◆ **Aim**
Locate each line with the string "JOAO" in the listing below and copy it.
━━━━━━
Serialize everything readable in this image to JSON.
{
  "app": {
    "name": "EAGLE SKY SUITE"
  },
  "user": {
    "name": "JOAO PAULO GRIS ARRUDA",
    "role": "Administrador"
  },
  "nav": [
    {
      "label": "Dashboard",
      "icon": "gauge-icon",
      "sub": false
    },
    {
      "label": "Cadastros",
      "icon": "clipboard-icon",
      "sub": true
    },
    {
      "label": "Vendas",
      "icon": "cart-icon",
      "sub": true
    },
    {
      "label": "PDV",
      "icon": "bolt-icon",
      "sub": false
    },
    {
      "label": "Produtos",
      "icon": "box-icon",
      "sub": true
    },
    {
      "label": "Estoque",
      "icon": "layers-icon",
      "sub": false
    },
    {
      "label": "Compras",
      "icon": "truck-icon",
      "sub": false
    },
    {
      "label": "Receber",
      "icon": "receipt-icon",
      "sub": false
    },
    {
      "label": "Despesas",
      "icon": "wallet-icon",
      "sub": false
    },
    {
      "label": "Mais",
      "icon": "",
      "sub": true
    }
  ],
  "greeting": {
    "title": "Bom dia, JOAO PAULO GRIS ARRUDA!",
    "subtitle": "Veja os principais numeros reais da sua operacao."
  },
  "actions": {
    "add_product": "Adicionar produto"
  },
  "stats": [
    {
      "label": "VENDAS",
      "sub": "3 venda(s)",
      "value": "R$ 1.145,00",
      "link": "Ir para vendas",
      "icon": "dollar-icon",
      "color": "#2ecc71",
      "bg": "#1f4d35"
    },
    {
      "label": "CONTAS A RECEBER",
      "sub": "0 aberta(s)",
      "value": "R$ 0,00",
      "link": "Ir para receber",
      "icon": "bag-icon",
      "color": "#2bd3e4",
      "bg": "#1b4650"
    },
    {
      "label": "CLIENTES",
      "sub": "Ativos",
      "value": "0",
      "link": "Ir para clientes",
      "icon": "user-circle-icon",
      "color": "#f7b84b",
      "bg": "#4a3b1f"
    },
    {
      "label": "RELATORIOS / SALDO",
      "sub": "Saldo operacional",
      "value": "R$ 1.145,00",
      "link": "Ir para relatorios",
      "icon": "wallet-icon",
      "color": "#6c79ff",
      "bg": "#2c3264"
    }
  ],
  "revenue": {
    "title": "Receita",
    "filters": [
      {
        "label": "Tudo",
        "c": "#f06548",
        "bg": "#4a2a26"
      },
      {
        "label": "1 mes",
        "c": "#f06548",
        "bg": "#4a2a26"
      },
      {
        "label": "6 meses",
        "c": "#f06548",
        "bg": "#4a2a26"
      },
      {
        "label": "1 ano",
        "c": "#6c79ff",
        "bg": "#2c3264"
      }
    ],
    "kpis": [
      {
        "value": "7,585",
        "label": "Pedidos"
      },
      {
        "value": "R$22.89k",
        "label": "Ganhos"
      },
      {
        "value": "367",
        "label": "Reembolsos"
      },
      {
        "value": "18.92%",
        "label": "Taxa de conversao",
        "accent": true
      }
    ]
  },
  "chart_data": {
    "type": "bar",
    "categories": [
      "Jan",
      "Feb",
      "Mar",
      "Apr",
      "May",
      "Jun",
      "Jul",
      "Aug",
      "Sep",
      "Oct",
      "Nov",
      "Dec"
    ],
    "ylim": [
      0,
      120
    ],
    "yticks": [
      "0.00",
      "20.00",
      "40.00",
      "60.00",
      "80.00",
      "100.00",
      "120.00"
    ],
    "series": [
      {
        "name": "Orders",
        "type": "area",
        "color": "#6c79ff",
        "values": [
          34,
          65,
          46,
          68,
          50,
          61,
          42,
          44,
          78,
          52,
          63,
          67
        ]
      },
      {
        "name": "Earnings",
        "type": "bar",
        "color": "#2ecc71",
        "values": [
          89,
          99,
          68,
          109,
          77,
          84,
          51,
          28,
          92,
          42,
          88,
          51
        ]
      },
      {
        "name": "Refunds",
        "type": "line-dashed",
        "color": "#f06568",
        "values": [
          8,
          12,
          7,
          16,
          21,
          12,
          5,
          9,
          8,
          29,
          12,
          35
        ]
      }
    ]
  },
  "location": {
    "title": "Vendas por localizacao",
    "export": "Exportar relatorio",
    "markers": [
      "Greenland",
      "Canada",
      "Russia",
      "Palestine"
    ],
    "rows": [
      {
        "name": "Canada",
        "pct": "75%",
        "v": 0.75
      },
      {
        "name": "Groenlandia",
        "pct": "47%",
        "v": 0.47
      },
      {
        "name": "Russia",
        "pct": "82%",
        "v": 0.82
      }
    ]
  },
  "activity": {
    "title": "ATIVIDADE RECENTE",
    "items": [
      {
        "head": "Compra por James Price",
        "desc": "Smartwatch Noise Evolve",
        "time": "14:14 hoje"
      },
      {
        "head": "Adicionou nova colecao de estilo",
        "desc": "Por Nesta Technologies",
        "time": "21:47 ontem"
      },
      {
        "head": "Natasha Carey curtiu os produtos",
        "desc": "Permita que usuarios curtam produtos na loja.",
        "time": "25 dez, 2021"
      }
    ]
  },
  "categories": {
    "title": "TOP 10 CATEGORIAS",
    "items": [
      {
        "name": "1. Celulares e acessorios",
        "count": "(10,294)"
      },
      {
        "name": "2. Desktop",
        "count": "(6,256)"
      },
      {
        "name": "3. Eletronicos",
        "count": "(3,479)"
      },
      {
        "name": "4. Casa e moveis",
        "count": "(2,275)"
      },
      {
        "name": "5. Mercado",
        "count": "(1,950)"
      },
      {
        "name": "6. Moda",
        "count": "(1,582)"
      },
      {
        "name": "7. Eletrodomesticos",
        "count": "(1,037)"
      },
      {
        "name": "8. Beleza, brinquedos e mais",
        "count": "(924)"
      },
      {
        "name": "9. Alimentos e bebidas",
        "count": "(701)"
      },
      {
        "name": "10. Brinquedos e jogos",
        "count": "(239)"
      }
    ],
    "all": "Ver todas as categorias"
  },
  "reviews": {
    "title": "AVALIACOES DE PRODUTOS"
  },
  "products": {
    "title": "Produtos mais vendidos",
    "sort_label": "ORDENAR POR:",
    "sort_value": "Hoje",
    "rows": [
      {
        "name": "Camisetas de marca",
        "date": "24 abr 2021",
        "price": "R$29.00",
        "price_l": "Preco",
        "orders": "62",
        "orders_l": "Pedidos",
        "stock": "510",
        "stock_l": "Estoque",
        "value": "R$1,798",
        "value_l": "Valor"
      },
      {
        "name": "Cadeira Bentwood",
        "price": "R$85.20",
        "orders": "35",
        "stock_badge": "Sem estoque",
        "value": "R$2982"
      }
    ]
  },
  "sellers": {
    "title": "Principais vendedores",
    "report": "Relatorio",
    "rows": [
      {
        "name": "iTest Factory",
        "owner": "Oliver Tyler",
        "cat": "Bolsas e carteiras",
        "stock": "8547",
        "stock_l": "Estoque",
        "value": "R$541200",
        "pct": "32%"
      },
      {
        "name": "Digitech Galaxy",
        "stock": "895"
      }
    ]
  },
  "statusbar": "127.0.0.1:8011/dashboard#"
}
━━━━━━
◆ **Complete response**
    "name": "JOAO PAULO GRIS ARRUDA",
    "title": "Bom dia, JOAO PAULO GRIS ARRUDA!",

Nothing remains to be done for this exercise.